▶ _Task to carry out_
Check every line below for the word "with" and copy the ones that have it.

* START *

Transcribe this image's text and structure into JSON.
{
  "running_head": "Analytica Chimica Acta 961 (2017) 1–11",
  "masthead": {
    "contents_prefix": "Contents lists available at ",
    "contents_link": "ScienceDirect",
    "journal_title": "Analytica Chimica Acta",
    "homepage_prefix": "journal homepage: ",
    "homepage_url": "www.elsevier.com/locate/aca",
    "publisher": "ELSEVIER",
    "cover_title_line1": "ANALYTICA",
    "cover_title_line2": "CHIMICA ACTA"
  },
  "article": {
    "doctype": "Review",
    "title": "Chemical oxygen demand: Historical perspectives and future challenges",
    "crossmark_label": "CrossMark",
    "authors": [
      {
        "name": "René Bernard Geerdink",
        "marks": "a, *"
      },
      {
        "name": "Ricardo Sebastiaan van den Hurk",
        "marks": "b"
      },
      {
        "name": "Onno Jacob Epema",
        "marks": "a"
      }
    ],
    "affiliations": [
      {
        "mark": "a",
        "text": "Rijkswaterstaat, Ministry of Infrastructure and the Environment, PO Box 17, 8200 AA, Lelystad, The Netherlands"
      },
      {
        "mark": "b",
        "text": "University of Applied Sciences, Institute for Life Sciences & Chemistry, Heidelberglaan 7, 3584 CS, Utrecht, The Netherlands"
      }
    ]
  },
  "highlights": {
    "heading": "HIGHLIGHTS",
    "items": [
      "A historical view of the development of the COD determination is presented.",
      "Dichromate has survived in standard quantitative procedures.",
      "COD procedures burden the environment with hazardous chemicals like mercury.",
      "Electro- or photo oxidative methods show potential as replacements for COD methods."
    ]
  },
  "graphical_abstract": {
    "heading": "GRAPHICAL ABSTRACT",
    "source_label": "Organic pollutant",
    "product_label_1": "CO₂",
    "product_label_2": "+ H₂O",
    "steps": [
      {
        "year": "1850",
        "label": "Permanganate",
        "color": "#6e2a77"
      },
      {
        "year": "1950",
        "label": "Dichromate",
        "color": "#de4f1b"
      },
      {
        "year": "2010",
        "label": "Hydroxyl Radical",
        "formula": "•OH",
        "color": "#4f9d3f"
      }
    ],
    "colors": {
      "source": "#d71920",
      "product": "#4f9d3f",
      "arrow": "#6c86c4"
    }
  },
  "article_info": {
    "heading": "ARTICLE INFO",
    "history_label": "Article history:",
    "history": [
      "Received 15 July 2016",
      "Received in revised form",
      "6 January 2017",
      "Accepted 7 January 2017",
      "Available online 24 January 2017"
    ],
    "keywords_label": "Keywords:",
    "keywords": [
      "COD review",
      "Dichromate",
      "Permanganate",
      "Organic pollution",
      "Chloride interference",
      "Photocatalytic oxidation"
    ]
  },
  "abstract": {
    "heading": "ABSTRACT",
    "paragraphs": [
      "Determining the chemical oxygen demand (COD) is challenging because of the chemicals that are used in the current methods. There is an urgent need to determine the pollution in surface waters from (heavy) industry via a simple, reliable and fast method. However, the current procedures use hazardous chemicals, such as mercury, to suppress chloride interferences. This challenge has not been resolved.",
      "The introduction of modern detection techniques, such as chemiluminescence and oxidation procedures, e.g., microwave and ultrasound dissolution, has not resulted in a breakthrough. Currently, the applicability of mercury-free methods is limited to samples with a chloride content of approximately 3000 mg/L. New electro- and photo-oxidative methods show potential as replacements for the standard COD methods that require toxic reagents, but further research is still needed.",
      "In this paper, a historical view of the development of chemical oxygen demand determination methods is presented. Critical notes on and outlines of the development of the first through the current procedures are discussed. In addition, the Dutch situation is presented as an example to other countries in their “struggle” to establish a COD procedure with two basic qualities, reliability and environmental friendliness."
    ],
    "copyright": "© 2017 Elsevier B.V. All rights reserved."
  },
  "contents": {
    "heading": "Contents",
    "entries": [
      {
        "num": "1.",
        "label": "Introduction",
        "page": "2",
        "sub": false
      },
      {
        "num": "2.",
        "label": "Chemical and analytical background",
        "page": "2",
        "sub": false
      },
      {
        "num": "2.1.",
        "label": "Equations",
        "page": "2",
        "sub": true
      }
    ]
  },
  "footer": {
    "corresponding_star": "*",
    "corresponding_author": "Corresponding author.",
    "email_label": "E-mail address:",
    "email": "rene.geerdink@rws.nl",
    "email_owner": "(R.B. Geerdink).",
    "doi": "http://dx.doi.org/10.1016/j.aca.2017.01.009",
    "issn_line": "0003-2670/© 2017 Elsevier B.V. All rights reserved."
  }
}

* END *
* START *

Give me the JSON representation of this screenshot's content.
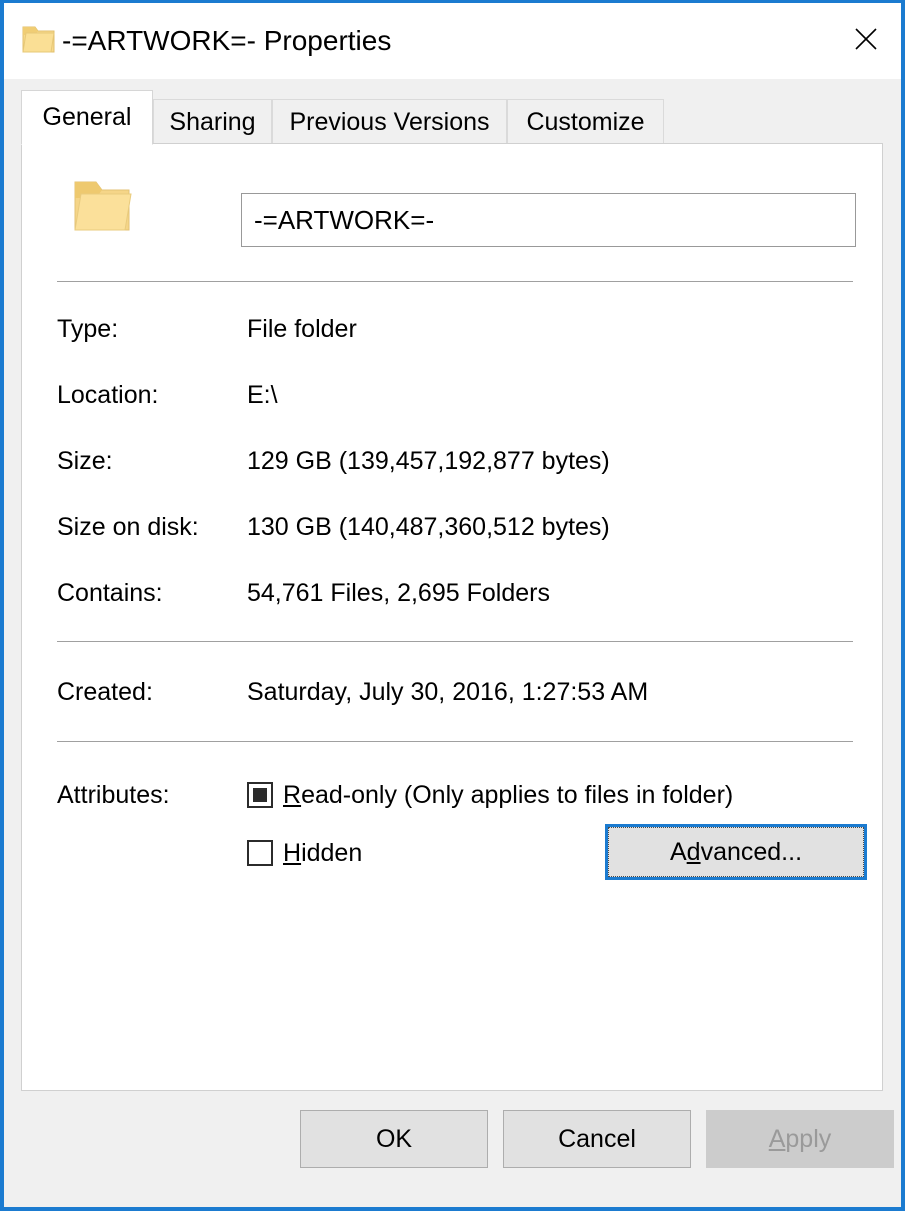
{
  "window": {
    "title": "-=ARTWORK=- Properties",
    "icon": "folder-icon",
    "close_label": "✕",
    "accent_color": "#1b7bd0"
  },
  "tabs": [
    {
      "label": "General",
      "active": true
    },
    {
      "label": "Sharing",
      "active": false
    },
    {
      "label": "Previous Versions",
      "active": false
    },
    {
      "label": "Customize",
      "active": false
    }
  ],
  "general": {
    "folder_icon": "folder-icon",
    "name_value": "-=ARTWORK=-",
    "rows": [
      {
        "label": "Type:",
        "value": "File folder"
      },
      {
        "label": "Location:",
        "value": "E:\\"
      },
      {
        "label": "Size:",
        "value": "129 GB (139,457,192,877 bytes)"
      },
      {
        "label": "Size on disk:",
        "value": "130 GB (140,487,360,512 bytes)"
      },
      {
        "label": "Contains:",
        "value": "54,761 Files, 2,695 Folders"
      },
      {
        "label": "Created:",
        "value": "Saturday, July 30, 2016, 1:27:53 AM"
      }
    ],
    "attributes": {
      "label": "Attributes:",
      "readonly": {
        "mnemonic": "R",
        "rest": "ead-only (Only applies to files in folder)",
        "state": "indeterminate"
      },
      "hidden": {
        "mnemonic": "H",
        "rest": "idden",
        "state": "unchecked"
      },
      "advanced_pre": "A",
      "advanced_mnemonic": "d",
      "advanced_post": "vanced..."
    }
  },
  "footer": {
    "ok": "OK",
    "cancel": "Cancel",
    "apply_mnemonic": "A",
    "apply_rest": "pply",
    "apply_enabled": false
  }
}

* END *

▶ _Task output_
      "COD procedures burden the environment with hazardous chemicals like mercury.",
      "The introduction of modern detection techniques, such as chemiluminescence and oxidation procedures, e.g., microwave and ultrasound dissolution, has not resulted in a breakthrough. Currently, the applicability of mercury-free methods is limited to samples with a chloride content of approximately 3000 mg/L. New electro- and photo-oxidative methods show potential as replacements for the standard COD methods that require toxic reagents, but further research is still needed.",
      "In this paper, a historical view of the development of chemical oxygen demand determination methods is presented. Critical notes on and outlines of the development of the first through the current procedures are discussed. In addition, the Dutch situation is presented as an example to other countries in their “struggle” to establish a COD procedure with two basic qualities, reliability and environmental friendliness."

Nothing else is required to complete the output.